GIVEN PROBLEM: Repeat all of the material exactly as given.

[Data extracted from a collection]

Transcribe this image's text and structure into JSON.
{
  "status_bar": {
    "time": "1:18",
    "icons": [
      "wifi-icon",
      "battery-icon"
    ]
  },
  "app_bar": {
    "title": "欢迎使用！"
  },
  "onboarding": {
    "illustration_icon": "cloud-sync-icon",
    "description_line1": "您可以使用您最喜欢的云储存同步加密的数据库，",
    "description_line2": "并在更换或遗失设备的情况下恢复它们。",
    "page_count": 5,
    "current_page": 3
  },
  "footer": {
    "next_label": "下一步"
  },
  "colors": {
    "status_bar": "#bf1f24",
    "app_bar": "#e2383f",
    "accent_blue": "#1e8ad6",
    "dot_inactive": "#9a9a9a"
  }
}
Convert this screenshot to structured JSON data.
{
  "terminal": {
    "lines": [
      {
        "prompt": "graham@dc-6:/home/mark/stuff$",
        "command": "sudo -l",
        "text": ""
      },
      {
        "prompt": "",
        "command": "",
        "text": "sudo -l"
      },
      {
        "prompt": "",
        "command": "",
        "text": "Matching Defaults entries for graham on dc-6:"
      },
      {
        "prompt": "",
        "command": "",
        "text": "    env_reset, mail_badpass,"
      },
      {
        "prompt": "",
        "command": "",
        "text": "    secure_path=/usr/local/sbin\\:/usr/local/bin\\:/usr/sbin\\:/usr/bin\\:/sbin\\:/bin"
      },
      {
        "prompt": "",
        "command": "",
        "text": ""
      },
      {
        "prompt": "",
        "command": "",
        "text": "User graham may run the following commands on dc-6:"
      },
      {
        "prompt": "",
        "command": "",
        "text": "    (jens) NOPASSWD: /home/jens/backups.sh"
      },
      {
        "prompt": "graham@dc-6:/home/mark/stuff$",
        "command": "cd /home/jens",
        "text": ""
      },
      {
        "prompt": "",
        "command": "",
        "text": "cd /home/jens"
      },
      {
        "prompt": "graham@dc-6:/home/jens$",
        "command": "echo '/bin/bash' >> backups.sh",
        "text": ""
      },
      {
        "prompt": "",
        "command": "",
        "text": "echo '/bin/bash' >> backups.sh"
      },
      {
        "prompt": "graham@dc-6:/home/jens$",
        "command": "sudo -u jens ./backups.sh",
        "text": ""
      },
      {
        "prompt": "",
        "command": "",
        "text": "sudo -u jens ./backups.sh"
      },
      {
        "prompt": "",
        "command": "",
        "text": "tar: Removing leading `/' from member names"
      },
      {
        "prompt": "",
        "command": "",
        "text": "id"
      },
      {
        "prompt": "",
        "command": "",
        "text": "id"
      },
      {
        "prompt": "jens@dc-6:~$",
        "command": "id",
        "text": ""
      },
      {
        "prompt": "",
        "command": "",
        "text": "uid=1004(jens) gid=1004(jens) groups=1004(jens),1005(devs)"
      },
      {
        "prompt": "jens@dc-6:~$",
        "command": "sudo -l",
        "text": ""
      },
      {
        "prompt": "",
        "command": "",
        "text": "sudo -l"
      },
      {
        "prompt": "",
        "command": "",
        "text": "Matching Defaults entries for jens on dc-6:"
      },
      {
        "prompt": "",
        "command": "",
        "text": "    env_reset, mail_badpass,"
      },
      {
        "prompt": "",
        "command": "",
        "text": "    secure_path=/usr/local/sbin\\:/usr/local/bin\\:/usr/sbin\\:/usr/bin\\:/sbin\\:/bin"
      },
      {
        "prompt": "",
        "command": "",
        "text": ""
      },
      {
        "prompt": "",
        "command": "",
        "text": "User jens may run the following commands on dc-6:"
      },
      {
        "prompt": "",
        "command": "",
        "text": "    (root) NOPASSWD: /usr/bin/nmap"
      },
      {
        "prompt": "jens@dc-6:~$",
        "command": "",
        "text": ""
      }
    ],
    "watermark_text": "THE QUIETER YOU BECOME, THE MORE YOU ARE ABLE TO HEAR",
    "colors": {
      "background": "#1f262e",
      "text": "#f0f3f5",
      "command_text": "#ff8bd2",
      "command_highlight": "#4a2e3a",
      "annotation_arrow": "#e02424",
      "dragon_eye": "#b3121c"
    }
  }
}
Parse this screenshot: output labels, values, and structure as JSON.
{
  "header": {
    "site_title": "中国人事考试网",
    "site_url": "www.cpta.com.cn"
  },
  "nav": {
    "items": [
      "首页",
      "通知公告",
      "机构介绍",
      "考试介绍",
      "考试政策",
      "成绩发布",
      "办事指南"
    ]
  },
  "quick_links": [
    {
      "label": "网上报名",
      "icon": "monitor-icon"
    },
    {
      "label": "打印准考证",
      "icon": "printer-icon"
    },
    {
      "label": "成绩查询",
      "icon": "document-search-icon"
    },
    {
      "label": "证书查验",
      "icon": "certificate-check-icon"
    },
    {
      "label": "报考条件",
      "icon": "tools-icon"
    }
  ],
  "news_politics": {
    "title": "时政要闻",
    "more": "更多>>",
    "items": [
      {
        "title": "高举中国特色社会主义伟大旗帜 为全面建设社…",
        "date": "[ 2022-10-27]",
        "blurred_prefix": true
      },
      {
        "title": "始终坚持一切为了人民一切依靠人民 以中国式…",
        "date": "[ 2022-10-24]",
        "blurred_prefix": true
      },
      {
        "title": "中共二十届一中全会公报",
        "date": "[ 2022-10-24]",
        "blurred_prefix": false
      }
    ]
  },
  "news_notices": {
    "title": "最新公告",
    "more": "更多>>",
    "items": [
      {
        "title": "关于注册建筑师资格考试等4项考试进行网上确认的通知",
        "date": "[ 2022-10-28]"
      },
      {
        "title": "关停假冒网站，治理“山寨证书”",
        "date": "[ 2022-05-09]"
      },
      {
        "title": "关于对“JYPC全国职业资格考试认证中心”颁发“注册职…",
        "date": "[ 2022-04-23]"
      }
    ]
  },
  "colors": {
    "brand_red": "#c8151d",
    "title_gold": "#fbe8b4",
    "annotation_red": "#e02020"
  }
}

ANSWER FOR THIS EXERCISE:
Transcribe this image's text and structure into JSON.
{
  "status_bar": {
    "time": "1:18",
    "icons": [
      "wifi-icon",
      "battery-icon"
    ]
  },
  "app_bar": {
    "title": "欢迎使用！"
  },
  "onboarding": {
    "illustration_icon": "cloud-sync-icon",
    "description_line1": "您可以使用您最喜欢的云储存同步加密的数据库，",
    "description_line2": "并在更换或遗失设备的情况下恢复它们。",
    "page_count": 5,
    "current_page": 3
  },
  "footer": {
    "next_label": "下一步"
  },
  "colors": {
    "status_bar": "#bf1f24",
    "app_bar": "#e2383f",
    "accent_blue": "#1e8ad6",
    "dot_inactive": "#9a9a9a"
  }
}
Convert this screenshot to structured JSON data.
{
  "terminal": {
    "lines": [
      {
        "prompt": "graham@dc-6:/home/mark/stuff$",
        "command": "sudo -l",
        "text": ""
      },
      {
        "prompt": "",
        "command": "",
        "text": "sudo -l"
      },
      {
        "prompt": "",
        "command": "",
        "text": "Matching Defaults entries for graham on dc-6:"
      },
      {
        "prompt": "",
        "command": "",
        "text": "    env_reset, mail_badpass,"
      },
      {
        "prompt": "",
        "command": "",
        "text": "    secure_path=/usr/local/sbin\\:/usr/local/bin\\:/usr/sbin\\:/usr/bin\\:/sbin\\:/bin"
      },
      {
        "prompt": "",
        "command": "",
        "text": ""
      },
      {
        "prompt": "",
        "command": "",
        "text": "User graham may run the following commands on dc-6:"
      },
      {
        "prompt": "",
        "command": "",
        "text": "    (jens) NOPASSWD: /home/jens/backups.sh"
      },
      {
        "prompt": "graham@dc-6:/home/mark/stuff$",
        "command": "cd /home/jens",
        "text": ""
      },
      {
        "prompt": "",
        "command": "",
        "text": "cd /home/jens"
      },
      {
        "prompt": "graham@dc-6:/home/jens$",
        "command": "echo '/bin/bash' >> backups.sh",
        "text": ""
      },
      {
        "prompt": "",
        "command": "",
        "text": "echo '/bin/bash' >> backups.sh"
      },
      {
        "prompt": "graham@dc-6:/home/jens$",
        "command": "sudo -u jens ./backups.sh",
        "text": ""
      },
      {
        "prompt": "",
        "command": "",
        "text": "sudo -u jens ./backups.sh"
      },
      {
        "prompt": "",
        "command": "",
        "text": "tar: Removing leading `/' from member names"
      },
      {
        "prompt": "",
        "command": "",
        "text": "id"
      },
      {
        "prompt": "",
        "command": "",
        "text": "id"
      },
      {
        "prompt": "jens@dc-6:~$",
        "command": "id",
        "text": ""
      },
      {
        "prompt": "",
        "command": "",
        "text": "uid=1004(jens) gid=1004(jens) groups=1004(jens),1005(devs)"
      },
      {
        "prompt": "jens@dc-6:~$",
        "command": "sudo -l",
        "text": ""
      },
      {
        "prompt": "",
        "command": "",
        "text": "sudo -l"
      },
      {
        "prompt": "",
        "command": "",
        "text": "Matching Defaults entries for jens on dc-6:"
      },
      {
        "prompt": "",
        "command": "",
        "text": "    env_reset, mail_badpass,"
      },
      {
        "prompt": "",
        "command": "",
        "text": "    secure_path=/usr/local/sbin\\:/usr/local/bin\\:/usr/sbin\\:/usr/bin\\:/sbin\\:/bin"
      },
      {
        "prompt": "",
        "command": "",
        "text": ""
      },
      {
        "prompt": "",
        "command": "",
        "text": "User jens may run the following commands on dc-6:"
      },
      {
        "prompt": "",
        "command": "",
        "text": "    (root) NOPASSWD: /usr/bin/nmap"
      },
      {
        "prompt": "jens@dc-6:~$",
        "command": "",
        "text": ""
      }
    ],
    "watermark_text": "THE QUIETER YOU BECOME, THE MORE YOU ARE ABLE TO HEAR",
    "colors": {
      "background": "#1f262e",
      "text": "#f0f3f5",
      "command_text": "#ff8bd2",
      "command_highlight": "#4a2e3a",
      "annotation_arrow": "#e02424",
      "dragon_eye": "#b3121c"
    }
  }
}
Parse this screenshot: output labels, values, and structure as JSON.
{
  "header": {
    "site_title": "中国人事考试网",
    "site_url": "www.cpta.com.cn"
  },
  "nav": {
    "items": [
      "首页",
      "通知公告",
      "机构介绍",
      "考试介绍",
      "考试政策",
      "成绩发布",
      "办事指南"
    ]
  },
  "quick_links": [
    {
      "label": "网上报名",
      "icon": "monitor-icon"
    },
    {
      "label": "打印准考证",
      "icon": "printer-icon"
    },
    {
      "label": "成绩查询",
      "icon": "document-search-icon"
    },
    {
      "label": "证书查验",
      "icon": "certificate-check-icon"
    },
    {
      "label": "报考条件",
      "icon": "tools-icon"
    }
  ],
  "news_politics": {
    "title": "时政要闻",
    "more": "更多>>",
    "items": [
      {
        "title": "高举中国特色社会主义伟大旗帜 为全面建设社…",
        "date": "[ 2022-10-27]",
        "blurred_prefix": true
      },
      {
        "title": "始终坚持一切为了人民一切依靠人民 以中国式…",
        "date": "[ 2022-10-24]",
        "blurred_prefix": true
      },
      {
        "title": "中共二十届一中全会公报",
        "date": "[ 2022-10-24]",
        "blurred_prefix": false
      }
    ]
  },
  "news_notices": {
    "title": "最新公告",
    "more": "更多>>",
    "items": [
      {
        "title": "关于注册建筑师资格考试等4项考试进行网上确认的通知",
        "date": "[ 2022-10-28]"
      },
      {
        "title": "关停假冒网站，治理“山寨证书”",
        "date": "[ 2022-05-09]"
      },
      {
        "title": "关于对“JYPC全国职业资格考试认证中心”颁发“注册职…",
        "date": "[ 2022-04-23]"
      }
    ]
  },
  "colors": {
    "brand_red": "#c8151d",
    "title_gold": "#fbe8b4",
    "annotation_red": "#e02020"
  }
}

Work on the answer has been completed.